Your task: Each entry must appear again exactly as it does in the source.

Raw records:
+---+

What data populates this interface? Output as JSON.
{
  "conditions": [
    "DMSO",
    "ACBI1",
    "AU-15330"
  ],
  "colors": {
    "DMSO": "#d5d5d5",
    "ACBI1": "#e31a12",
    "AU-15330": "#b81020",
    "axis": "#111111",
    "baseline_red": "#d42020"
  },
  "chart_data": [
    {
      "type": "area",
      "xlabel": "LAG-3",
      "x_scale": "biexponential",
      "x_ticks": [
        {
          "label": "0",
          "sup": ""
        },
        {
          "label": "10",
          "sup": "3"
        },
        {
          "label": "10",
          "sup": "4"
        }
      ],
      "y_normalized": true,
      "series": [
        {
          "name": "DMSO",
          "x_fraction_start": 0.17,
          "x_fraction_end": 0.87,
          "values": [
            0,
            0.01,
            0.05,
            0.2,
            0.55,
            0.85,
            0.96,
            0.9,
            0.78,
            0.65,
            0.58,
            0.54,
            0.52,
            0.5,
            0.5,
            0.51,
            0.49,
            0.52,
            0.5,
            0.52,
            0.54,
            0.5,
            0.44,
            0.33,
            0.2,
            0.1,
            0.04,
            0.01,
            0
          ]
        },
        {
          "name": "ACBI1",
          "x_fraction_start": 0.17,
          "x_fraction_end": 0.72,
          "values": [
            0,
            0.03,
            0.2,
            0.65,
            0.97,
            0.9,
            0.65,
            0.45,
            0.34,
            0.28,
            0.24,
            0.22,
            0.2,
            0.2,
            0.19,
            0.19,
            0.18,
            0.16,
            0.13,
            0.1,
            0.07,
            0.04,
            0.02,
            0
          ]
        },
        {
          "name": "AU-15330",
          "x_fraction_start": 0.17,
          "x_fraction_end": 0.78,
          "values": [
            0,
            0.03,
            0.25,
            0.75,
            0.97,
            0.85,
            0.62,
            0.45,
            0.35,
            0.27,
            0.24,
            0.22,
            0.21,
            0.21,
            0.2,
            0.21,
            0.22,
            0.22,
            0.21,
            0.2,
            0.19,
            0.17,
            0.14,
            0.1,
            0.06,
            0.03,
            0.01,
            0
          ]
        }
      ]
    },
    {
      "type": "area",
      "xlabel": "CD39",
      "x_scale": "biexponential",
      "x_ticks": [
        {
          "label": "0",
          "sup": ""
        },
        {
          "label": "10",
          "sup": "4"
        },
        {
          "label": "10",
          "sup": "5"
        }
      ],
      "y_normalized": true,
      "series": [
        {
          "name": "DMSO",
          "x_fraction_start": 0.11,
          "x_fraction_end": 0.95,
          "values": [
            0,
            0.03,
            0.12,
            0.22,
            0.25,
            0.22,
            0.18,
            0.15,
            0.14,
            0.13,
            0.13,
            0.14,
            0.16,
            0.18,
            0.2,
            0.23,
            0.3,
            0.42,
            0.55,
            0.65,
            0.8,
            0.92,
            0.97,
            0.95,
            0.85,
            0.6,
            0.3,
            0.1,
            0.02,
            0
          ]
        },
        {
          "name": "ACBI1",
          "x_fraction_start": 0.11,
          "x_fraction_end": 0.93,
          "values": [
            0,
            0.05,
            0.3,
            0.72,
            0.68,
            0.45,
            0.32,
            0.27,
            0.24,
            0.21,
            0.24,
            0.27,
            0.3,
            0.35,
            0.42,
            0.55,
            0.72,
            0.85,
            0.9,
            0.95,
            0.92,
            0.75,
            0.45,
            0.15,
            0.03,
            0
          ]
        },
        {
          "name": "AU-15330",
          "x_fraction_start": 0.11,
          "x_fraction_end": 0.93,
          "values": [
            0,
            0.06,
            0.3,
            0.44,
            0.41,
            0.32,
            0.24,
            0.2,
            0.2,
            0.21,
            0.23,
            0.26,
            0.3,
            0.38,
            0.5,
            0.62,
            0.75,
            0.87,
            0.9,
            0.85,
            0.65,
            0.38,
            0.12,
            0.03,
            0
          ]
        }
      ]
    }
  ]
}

+---+

Task output:
What data populates this interface? Output as JSON.
{
  "conditions": [
    "DMSO",
    "ACBI1",
    "AU-15330"
  ],
  "colors": {
    "DMSO": "#d5d5d5",
    "ACBI1": "#e31a12",
    "AU-15330": "#b81020",
    "axis": "#111111",
    "baseline_red": "#d42020"
  },
  "chart_data": [
    {
      "type": "area",
      "xlabel": "LAG-3",
      "x_scale": "biexponential",
      "x_ticks": [
        {
          "label": "0",
          "sup": ""
        },
        {
          "label": "10",
          "sup": "3"
        },
        {
          "label": "10",
          "sup": "4"
        }
      ],
      "y_normalized": true,
      "series": [
        {
          "name": "DMSO",
          "x_fraction_start": 0.17,
          "x_fraction_end": 0.87,
          "values": [
            0,
            0.01,
            0.05,
            0.2,
            0.55,
            0.85,
            0.96,
            0.9,
            0.78,
            0.65,
            0.58,
            0.54,
            0.52,
            0.5,
            0.5,
            0.51,
            0.49,
            0.52,
            0.5,
            0.52,
            0.54,
            0.5,
            0.44,
            0.33,
            0.2,
            0.1,
            0.04,
            0.01,
            0
          ]
        },
        {
          "name": "ACBI1",
          "x_fraction_start": 0.17,
          "x_fraction_end": 0.72,
          "values": [
            0,
            0.03,
            0.2,
            0.65,
            0.97,
            0.9,
            0.65,
            0.45,
            0.34,
            0.28,
            0.24,
            0.22,
            0.2,
            0.2,
            0.19,
            0.19,
            0.18,
            0.16,
            0.13,
            0.1,
            0.07,
            0.04,
            0.02,
            0
          ]
        },
        {
          "name": "AU-15330",
          "x_fraction_start": 0.17,
          "x_fraction_end": 0.78,
          "values": [
            0,
            0.03,
            0.25,
            0.75,
            0.97,
            0.85,
            0.62,
            0.45,
            0.35,
            0.27,
            0.24,
            0.22,
            0.21,
            0.21,
            0.2,
            0.21,
            0.22,
            0.22,
            0.21,
            0.2,
            0.19,
            0.17,
            0.14,
            0.1,
            0.06,
            0.03,
            0.01,
            0
          ]
        }
      ]
    },
    {
      "type": "area",
      "xlabel": "CD39",
      "x_scale": "biexponential",
      "x_ticks": [
        {
          "label": "0",
          "sup": ""
        },
        {
          "label": "10",
          "sup": "4"
        },
        {
          "label": "10",
          "sup": "5"
        }
      ],
      "y_normalized": true,
      "series": [
        {
          "name": "DMSO",
          "x_fraction_start": 0.11,
          "x_fraction_end": 0.95,
          "values": [
            0,
            0.03,
            0.12,
            0.22,
            0.25,
            0.22,
            0.18,
            0.15,
            0.14,
            0.13,
            0.13,
            0.14,
            0.16,
            0.18,
            0.2,
            0.23,
            0.3,
            0.42,
            0.55,
            0.65,
            0.8,
            0.92,
            0.97,
            0.95,
            0.85,
            0.6,
            0.3,
            0.1,
            0.02,
            0
          ]
        },
        {
          "name": "ACBI1",
          "x_fraction_start": 0.11,
          "x_fraction_end": 0.93,
          "values": [
            0,
            0.05,
            0.3,
            0.72,
            0.68,
            0.45,
            0.32,
            0.27,
            0.24,
            0.21,
            0.24,
            0.27,
            0.3,
            0.35,
            0.42,
            0.55,
            0.72,
            0.85,
            0.9,
            0.95,
            0.92,
            0.75,
            0.45,
            0.15,
            0.03,
            0
          ]
        },
        {
          "name": "AU-15330",
          "x_fraction_start": 0.11,
          "x_fraction_end": 0.93,
          "values": [
            0,
            0.06,
            0.3,
            0.44,
            0.41,
            0.32,
            0.24,
            0.2,
            0.2,
            0.21,
            0.23,
            0.26,
            0.3,
            0.38,
            0.5,
            0.62,
            0.75,
            0.87,
            0.9,
            0.85,
            0.65,
            0.38,
            0.12,
            0.03,
            0
          ]
        }
      ]
    }
  ]
}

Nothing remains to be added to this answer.